# Job
Return every entry exactly as written.

· · ·

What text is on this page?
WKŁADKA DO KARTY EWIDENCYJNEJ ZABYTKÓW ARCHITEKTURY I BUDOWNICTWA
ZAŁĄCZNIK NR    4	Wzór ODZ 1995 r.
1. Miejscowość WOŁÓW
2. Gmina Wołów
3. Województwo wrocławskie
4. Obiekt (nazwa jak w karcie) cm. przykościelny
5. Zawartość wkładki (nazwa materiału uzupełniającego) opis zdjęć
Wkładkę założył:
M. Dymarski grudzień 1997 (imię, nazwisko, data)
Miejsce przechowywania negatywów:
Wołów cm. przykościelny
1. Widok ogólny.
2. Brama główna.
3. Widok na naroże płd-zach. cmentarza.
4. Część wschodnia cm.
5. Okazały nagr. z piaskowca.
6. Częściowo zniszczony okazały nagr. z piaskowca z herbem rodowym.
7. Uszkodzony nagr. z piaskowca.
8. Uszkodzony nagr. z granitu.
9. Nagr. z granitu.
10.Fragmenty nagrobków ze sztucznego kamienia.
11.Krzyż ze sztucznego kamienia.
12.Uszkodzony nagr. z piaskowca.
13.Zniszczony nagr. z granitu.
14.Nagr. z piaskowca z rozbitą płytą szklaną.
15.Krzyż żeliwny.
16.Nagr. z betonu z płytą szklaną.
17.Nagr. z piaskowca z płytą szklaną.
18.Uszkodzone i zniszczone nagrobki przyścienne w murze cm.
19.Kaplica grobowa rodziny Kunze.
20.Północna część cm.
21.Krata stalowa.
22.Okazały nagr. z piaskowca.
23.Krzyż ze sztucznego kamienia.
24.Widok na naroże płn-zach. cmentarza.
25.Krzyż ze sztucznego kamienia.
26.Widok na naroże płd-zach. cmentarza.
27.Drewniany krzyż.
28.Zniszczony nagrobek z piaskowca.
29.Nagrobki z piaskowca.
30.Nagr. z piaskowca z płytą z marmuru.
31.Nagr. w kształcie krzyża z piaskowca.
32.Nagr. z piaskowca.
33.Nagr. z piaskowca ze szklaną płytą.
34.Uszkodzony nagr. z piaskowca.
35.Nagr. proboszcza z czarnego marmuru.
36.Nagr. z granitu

· · ·

# Result for this task
What text is on this page?
WKŁADKA DO KARTY EWIDENCYJNEJ ZABYTKÓW ARCHITEKTURY I BUDOWNICTWA
ZAŁĄCZNIK NR    4	Wzór ODZ 1995 r.
1. Miejscowość WOŁÓW
2. Gmina Wołów
3. Województwo wrocławskie
4. Obiekt (nazwa jak w karcie) cm. przykościelny
5. Zawartość wkładki (nazwa materiału uzupełniającego) opis zdjęć
Wkładkę założył:
M. Dymarski grudzień 1997 (imię, nazwisko, data)
Miejsce przechowywania negatywów:
Wołów cm. przykościelny
1. Widok ogólny.
2. Brama główna.
3. Widok na naroże płd-zach. cmentarza.
4. Część wschodnia cm.
5. Okazały nagr. z piaskowca.
6. Częściowo zniszczony okazały nagr. z piaskowca z herbem rodowym.
7. Uszkodzony nagr. z piaskowca.
8. Uszkodzony nagr. z granitu.
9. Nagr. z granitu.
10.Fragmenty nagrobków ze sztucznego kamienia.
11.Krzyż ze sztucznego kamienia.
12.Uszkodzony nagr. z piaskowca.
13.Zniszczony nagr. z granitu.
14.Nagr. z piaskowca z rozbitą płytą szklaną.
15.Krzyż żeliwny.
16.Nagr. z betonu z płytą szklaną.
17.Nagr. z piaskowca z płytą szklaną.
18.Uszkodzone i zniszczone nagrobki przyścienne w murze cm.
19.Kaplica grobowa rodziny Kunze.
20.Północna część cm.
21.Krata stalowa.
22.Okazały nagr. z piaskowca.
23.Krzyż ze sztucznego kamienia.
24.Widok na naroże płn-zach. cmentarza.
25.Krzyż ze sztucznego kamienia.
26.Widok na naroże płd-zach. cmentarza.
27.Drewniany krzyż.
28.Zniszczony nagrobek z piaskowca.
29.Nagrobki z piaskowca.
30.Nagr. z piaskowca z płytą z marmuru.
31.Nagr. w kształcie krzyża z piaskowca.
32.Nagr. z piaskowca.
33.Nagr. z piaskowca ze szklaną płytą.
34.Uszkodzony nagr. z piaskowca.
35.Nagr. proboszcza z czarnego marmuru.
36.Nagr. z granitu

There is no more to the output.